» Set exercise: Using the data below, gather each line that includes the word "分子数目小于".

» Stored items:
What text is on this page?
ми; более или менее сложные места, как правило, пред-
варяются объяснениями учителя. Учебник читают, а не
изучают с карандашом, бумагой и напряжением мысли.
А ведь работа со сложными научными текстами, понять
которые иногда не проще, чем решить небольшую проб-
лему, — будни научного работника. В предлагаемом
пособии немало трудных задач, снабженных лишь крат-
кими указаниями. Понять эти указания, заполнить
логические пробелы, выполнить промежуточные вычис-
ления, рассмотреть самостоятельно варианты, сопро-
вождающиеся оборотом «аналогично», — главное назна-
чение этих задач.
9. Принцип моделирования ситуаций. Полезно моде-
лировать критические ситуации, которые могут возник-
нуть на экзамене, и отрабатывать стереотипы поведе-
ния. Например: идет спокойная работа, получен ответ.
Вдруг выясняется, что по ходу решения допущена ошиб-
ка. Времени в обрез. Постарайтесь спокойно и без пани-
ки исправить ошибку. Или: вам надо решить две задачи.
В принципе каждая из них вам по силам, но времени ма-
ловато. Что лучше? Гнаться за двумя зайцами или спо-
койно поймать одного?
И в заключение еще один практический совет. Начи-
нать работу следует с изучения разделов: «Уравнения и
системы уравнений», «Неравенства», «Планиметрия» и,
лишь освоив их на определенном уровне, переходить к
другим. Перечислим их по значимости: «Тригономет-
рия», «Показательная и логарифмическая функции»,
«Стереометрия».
* * *
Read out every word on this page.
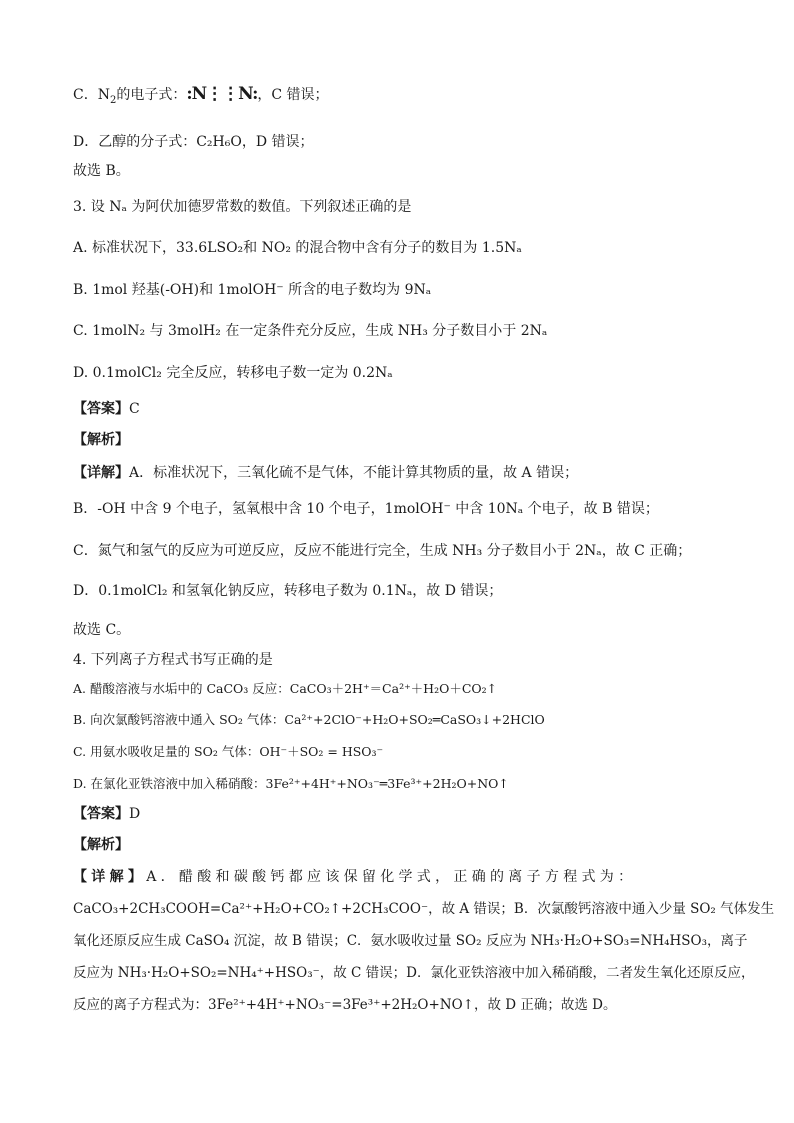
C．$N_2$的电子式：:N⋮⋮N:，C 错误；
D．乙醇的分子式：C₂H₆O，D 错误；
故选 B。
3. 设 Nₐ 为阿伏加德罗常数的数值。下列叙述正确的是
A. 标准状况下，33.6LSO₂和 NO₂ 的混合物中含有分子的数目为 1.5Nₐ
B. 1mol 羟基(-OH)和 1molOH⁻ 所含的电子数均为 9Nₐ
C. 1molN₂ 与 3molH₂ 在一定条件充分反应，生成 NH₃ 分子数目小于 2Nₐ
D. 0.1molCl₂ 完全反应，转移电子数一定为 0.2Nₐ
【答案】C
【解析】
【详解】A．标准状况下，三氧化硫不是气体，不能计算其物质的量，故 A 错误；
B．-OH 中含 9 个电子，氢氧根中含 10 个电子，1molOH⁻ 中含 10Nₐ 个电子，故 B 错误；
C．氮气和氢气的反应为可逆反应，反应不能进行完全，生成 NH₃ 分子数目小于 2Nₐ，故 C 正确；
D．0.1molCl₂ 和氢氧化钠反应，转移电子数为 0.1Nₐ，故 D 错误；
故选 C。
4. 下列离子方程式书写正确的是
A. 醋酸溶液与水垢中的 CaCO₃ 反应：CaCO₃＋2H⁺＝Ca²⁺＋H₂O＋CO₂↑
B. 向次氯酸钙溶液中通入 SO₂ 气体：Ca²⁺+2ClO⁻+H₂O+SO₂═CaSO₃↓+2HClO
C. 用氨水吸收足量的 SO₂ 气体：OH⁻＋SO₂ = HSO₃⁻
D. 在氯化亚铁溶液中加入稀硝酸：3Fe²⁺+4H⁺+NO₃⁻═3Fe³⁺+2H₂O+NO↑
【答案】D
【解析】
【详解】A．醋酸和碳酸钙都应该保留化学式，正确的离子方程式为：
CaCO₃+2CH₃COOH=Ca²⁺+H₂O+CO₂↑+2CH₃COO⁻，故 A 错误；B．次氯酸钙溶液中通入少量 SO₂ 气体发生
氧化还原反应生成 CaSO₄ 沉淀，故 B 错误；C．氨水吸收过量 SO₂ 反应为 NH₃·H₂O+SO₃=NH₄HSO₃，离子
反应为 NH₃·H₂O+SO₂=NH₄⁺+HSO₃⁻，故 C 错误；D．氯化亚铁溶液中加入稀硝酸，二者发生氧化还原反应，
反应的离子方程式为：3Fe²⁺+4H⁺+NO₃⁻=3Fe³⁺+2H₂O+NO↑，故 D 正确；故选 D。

» Solution to this problem:
C. 1molN₂ 与 3molH₂ 在一定条件充分反应，生成 NH₃ 分子数目小于 2Nₐ
C．氮气和氢气的反应为可逆反应，反应不能进行完全，生成 NH₃ 分子数目小于 2Nₐ，故 C 正确；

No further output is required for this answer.